**Given request**
Return a copy of each line that holds the string "urmusashi".

++++++

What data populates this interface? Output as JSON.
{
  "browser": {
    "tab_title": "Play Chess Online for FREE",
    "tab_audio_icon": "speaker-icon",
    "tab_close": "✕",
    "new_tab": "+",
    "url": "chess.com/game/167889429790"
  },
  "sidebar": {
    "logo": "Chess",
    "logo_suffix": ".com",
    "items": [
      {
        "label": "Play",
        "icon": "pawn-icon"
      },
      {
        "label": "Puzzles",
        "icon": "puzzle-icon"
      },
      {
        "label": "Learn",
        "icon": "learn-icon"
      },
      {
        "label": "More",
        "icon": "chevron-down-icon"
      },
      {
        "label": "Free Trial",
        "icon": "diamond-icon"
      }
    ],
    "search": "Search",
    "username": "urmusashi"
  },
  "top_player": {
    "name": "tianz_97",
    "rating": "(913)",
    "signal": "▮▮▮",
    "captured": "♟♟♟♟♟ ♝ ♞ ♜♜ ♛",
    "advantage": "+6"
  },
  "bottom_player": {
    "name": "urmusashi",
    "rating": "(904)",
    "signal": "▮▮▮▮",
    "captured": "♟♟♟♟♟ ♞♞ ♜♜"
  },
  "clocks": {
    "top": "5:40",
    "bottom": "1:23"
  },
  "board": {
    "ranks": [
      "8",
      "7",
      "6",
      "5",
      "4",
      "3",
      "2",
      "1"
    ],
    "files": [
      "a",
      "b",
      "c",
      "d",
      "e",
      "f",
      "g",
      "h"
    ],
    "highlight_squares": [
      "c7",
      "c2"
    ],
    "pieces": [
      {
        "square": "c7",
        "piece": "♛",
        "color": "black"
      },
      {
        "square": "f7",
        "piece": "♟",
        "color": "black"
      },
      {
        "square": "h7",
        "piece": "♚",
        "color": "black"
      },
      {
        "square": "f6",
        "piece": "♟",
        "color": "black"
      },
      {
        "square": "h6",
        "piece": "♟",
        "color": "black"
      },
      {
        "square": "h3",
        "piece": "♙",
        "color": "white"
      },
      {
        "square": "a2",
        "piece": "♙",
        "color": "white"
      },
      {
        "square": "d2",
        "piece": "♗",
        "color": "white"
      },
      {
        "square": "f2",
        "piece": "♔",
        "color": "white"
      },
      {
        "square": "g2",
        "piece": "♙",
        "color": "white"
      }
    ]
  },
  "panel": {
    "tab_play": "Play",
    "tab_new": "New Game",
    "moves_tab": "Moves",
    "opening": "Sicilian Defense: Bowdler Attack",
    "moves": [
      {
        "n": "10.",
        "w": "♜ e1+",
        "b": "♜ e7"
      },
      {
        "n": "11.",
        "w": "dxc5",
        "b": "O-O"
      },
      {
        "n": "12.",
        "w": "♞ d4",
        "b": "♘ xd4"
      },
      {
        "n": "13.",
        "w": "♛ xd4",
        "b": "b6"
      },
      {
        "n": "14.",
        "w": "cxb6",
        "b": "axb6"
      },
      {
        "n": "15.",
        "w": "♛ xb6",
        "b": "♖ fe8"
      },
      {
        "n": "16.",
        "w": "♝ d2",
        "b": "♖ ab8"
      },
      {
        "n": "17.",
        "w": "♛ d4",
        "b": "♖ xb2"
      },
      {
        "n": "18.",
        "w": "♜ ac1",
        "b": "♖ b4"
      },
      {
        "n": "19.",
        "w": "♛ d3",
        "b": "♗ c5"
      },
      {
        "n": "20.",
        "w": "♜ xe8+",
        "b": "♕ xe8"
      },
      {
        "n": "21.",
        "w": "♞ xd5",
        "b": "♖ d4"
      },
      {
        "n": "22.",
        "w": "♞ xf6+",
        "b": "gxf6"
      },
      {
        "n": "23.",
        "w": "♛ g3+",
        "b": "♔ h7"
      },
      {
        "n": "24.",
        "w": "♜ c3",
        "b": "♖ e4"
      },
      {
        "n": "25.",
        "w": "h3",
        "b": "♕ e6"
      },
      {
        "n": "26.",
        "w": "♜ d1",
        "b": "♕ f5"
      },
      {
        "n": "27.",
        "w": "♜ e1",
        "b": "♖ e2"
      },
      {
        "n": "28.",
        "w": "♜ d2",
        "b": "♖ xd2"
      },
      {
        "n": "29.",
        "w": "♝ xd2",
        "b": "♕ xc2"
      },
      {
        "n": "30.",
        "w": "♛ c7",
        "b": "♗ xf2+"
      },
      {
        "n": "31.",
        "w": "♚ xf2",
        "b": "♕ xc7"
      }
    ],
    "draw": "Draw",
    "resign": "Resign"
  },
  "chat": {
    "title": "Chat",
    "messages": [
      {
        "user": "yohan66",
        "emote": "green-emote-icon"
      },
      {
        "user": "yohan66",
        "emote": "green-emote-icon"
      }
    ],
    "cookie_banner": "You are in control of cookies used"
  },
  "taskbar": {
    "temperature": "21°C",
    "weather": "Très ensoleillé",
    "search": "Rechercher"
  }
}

++++++

**Expected answer**
    "username": "urmusashi"
    "name": "urmusashi",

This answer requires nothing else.